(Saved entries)
-- start --

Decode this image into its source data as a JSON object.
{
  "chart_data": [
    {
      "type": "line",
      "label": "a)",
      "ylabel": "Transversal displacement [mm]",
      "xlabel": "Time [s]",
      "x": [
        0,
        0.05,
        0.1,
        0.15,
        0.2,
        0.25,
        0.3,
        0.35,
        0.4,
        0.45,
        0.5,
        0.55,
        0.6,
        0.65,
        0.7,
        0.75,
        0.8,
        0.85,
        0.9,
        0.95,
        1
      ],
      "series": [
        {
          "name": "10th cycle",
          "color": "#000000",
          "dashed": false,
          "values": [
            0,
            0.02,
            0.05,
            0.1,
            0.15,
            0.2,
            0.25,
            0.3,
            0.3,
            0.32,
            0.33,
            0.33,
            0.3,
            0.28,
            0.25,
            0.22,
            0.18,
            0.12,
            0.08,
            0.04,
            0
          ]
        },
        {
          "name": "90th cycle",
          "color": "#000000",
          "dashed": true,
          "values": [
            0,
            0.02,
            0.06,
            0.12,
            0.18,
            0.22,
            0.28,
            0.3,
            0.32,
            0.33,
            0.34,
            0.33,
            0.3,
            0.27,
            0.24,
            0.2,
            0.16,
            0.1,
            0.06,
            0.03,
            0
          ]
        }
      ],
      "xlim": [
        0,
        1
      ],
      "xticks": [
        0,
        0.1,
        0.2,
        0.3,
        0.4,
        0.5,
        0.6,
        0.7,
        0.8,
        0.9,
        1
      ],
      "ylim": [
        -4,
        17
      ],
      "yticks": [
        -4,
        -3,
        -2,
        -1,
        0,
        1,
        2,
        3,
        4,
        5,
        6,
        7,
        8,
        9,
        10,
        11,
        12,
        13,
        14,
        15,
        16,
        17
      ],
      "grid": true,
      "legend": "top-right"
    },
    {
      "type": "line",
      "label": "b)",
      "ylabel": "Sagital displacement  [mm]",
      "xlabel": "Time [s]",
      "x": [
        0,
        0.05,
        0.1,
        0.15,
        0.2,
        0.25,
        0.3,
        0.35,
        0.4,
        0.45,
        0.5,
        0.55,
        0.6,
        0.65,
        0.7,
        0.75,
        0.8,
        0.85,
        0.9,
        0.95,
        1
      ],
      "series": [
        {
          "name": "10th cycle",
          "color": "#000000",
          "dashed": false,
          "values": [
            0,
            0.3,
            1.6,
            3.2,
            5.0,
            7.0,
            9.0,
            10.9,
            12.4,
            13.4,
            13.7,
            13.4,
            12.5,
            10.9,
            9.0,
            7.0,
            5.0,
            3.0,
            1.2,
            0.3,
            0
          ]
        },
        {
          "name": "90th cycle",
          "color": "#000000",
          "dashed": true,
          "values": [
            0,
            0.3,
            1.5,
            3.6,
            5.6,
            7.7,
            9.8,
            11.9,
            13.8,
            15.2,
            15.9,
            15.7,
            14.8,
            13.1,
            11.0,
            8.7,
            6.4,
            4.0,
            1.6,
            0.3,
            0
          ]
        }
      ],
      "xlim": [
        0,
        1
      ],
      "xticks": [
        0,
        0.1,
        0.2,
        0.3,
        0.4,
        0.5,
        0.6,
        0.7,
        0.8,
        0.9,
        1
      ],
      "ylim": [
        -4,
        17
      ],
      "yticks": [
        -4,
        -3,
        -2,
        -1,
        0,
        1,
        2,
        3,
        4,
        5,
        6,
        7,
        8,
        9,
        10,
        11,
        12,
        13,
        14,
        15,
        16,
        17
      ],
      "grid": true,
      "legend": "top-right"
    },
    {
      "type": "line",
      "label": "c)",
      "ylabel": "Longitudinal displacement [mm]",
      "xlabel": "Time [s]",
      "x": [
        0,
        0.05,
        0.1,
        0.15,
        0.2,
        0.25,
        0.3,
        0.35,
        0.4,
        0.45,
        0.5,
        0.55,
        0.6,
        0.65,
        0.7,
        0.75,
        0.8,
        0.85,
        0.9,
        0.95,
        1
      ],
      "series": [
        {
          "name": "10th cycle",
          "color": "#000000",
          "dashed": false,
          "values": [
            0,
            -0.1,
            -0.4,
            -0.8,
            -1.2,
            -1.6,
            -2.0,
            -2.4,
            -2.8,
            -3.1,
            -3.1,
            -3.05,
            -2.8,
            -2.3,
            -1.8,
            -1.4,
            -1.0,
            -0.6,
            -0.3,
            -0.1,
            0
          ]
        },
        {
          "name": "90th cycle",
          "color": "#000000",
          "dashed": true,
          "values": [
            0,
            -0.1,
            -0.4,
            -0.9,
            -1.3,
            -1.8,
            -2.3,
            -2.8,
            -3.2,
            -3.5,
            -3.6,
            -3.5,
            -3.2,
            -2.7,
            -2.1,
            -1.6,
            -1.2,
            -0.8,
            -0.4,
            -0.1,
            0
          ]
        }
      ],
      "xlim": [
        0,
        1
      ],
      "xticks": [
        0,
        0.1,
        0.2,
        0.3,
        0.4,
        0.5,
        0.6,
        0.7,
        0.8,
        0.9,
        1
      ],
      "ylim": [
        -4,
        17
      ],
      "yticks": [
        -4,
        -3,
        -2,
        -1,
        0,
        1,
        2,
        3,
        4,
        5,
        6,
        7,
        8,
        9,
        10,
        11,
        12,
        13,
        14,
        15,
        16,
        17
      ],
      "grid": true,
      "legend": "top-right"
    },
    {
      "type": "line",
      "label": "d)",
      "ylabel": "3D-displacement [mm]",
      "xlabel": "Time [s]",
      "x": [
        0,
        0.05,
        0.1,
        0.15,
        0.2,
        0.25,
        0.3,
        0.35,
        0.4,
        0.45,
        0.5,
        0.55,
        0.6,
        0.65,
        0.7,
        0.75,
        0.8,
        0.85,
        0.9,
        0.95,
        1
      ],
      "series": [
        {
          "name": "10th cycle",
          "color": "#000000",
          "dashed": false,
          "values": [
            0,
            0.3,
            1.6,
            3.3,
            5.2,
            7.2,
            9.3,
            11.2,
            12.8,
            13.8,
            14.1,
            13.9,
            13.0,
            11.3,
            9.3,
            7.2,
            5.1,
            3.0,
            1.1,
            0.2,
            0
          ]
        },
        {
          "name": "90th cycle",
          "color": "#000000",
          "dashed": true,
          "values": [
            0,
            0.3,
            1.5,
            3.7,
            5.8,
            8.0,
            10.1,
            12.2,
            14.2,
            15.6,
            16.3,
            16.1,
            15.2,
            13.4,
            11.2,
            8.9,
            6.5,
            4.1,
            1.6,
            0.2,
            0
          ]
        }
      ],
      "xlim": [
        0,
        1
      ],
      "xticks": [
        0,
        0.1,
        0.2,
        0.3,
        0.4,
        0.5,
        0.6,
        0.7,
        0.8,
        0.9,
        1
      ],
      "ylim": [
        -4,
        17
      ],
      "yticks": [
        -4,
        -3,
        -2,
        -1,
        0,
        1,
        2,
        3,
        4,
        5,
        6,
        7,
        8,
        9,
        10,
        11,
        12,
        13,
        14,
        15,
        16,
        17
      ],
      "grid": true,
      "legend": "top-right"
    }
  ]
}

-- end --

• **EXERCISE AIM**
Transcribe each record exactly. Leave nothing out.

• **RESULT BELOW**
Decode this image into its source data as a JSON object.
{
  "chart_data": [
    {
      "type": "line",
      "label": "a)",
      "ylabel": "Transversal displacement [mm]",
      "xlabel": "Time [s]",
      "x": [
        0,
        0.05,
        0.1,
        0.15,
        0.2,
        0.25,
        0.3,
        0.35,
        0.4,
        0.45,
        0.5,
        0.55,
        0.6,
        0.65,
        0.7,
        0.75,
        0.8,
        0.85,
        0.9,
        0.95,
        1
      ],
      "series": [
        {
          "name": "10th cycle",
          "color": "#000000",
          "dashed": false,
          "values": [
            0,
            0.02,
            0.05,
            0.1,
            0.15,
            0.2,
            0.25,
            0.3,
            0.3,
            0.32,
            0.33,
            0.33,
            0.3,
            0.28,
            0.25,
            0.22,
            0.18,
            0.12,
            0.08,
            0.04,
            0
          ]
        },
        {
          "name": "90th cycle",
          "color": "#000000",
          "dashed": true,
          "values": [
            0,
            0.02,
            0.06,
            0.12,
            0.18,
            0.22,
            0.28,
            0.3,
            0.32,
            0.33,
            0.34,
            0.33,
            0.3,
            0.27,
            0.24,
            0.2,
            0.16,
            0.1,
            0.06,
            0.03,
            0
          ]
        }
      ],
      "xlim": [
        0,
        1
      ],
      "xticks": [
        0,
        0.1,
        0.2,
        0.3,
        0.4,
        0.5,
        0.6,
        0.7,
        0.8,
        0.9,
        1
      ],
      "ylim": [
        -4,
        17
      ],
      "yticks": [
        -4,
        -3,
        -2,
        -1,
        0,
        1,
        2,
        3,
        4,
        5,
        6,
        7,
        8,
        9,
        10,
        11,
        12,
        13,
        14,
        15,
        16,
        17
      ],
      "grid": true,
      "legend": "top-right"
    },
    {
      "type": "line",
      "label": "b)",
      "ylabel": "Sagital displacement  [mm]",
      "xlabel": "Time [s]",
      "x": [
        0,
        0.05,
        0.1,
        0.15,
        0.2,
        0.25,
        0.3,
        0.35,
        0.4,
        0.45,
        0.5,
        0.55,
        0.6,
        0.65,
        0.7,
        0.75,
        0.8,
        0.85,
        0.9,
        0.95,
        1
      ],
      "series": [
        {
          "name": "10th cycle",
          "color": "#000000",
          "dashed": false,
          "values": [
            0,
            0.3,
            1.6,
            3.2,
            5.0,
            7.0,
            9.0,
            10.9,
            12.4,
            13.4,
            13.7,
            13.4,
            12.5,
            10.9,
            9.0,
            7.0,
            5.0,
            3.0,
            1.2,
            0.3,
            0
          ]
        },
        {
          "name": "90th cycle",
          "color": "#000000",
          "dashed": true,
          "values": [
            0,
            0.3,
            1.5,
            3.6,
            5.6,
            7.7,
            9.8,
            11.9,
            13.8,
            15.2,
            15.9,
            15.7,
            14.8,
            13.1,
            11.0,
            8.7,
            6.4,
            4.0,
            1.6,
            0.3,
            0
          ]
        }
      ],
      "xlim": [
        0,
        1
      ],
      "xticks": [
        0,
        0.1,
        0.2,
        0.3,
        0.4,
        0.5,
        0.6,
        0.7,
        0.8,
        0.9,
        1
      ],
      "ylim": [
        -4,
        17
      ],
      "yticks": [
        -4,
        -3,
        -2,
        -1,
        0,
        1,
        2,
        3,
        4,
        5,
        6,
        7,
        8,
        9,
        10,
        11,
        12,
        13,
        14,
        15,
        16,
        17
      ],
      "grid": true,
      "legend": "top-right"
    },
    {
      "type": "line",
      "label": "c)",
      "ylabel": "Longitudinal displacement [mm]",
      "xlabel": "Time [s]",
      "x": [
        0,
        0.05,
        0.1,
        0.15,
        0.2,
        0.25,
        0.3,
        0.35,
        0.4,
        0.45,
        0.5,
        0.55,
        0.6,
        0.65,
        0.7,
        0.75,
        0.8,
        0.85,
        0.9,
        0.95,
        1
      ],
      "series": [
        {
          "name": "10th cycle",
          "color": "#000000",
          "dashed": false,
          "values": [
            0,
            -0.1,
            -0.4,
            -0.8,
            -1.2,
            -1.6,
            -2.0,
            -2.4,
            -2.8,
            -3.1,
            -3.1,
            -3.05,
            -2.8,
            -2.3,
            -1.8,
            -1.4,
            -1.0,
            -0.6,
            -0.3,
            -0.1,
            0
          ]
        },
        {
          "name": "90th cycle",
          "color": "#000000",
          "dashed": true,
          "values": [
            0,
            -0.1,
            -0.4,
            -0.9,
            -1.3,
            -1.8,
            -2.3,
            -2.8,
            -3.2,
            -3.5,
            -3.6,
            -3.5,
            -3.2,
            -2.7,
            -2.1,
            -1.6,
            -1.2,
            -0.8,
            -0.4,
            -0.1,
            0
          ]
        }
      ],
      "xlim": [
        0,
        1
      ],
      "xticks": [
        0,
        0.1,
        0.2,
        0.3,
        0.4,
        0.5,
        0.6,
        0.7,
        0.8,
        0.9,
        1
      ],
      "ylim": [
        -4,
        17
      ],
      "yticks": [
        -4,
        -3,
        -2,
        -1,
        0,
        1,
        2,
        3,
        4,
        5,
        6,
        7,
        8,
        9,
        10,
        11,
        12,
        13,
        14,
        15,
        16,
        17
      ],
      "grid": true,
      "legend": "top-right"
    },
    {
      "type": "line",
      "label": "d)",
      "ylabel": "3D-displacement [mm]",
      "xlabel": "Time [s]",
      "x": [
        0,
        0.05,
        0.1,
        0.15,
        0.2,
        0.25,
        0.3,
        0.35,
        0.4,
        0.45,
        0.5,
        0.55,
        0.6,
        0.65,
        0.7,
        0.75,
        0.8,
        0.85,
        0.9,
        0.95,
        1
      ],
      "series": [
        {
          "name": "10th cycle",
          "color": "#000000",
          "dashed": false,
          "values": [
            0,
            0.3,
            1.6,
            3.3,
            5.2,
            7.2,
            9.3,
            11.2,
            12.8,
            13.8,
            14.1,
            13.9,
            13.0,
            11.3,
            9.3,
            7.2,
            5.1,
            3.0,
            1.1,
            0.2,
            0
          ]
        },
        {
          "name": "90th cycle",
          "color": "#000000",
          "dashed": true,
          "values": [
            0,
            0.3,
            1.5,
            3.7,
            5.8,
            8.0,
            10.1,
            12.2,
            14.2,
            15.6,
            16.3,
            16.1,
            15.2,
            13.4,
            11.2,
            8.9,
            6.5,
            4.1,
            1.6,
            0.2,
            0
          ]
        }
      ],
      "xlim": [
        0,
        1
      ],
      "xticks": [
        0,
        0.1,
        0.2,
        0.3,
        0.4,
        0.5,
        0.6,
        0.7,
        0.8,
        0.9,
        1
      ],
      "ylim": [
        -4,
        17
      ],
      "yticks": [
        -4,
        -3,
        -2,
        -1,
        0,
        1,
        2,
        3,
        4,
        5,
        6,
        7,
        8,
        9,
        10,
        11,
        12,
        13,
        14,
        15,
        16,
        17
      ],
      "grid": true,
      "legend": "top-right"
    }
  ]
}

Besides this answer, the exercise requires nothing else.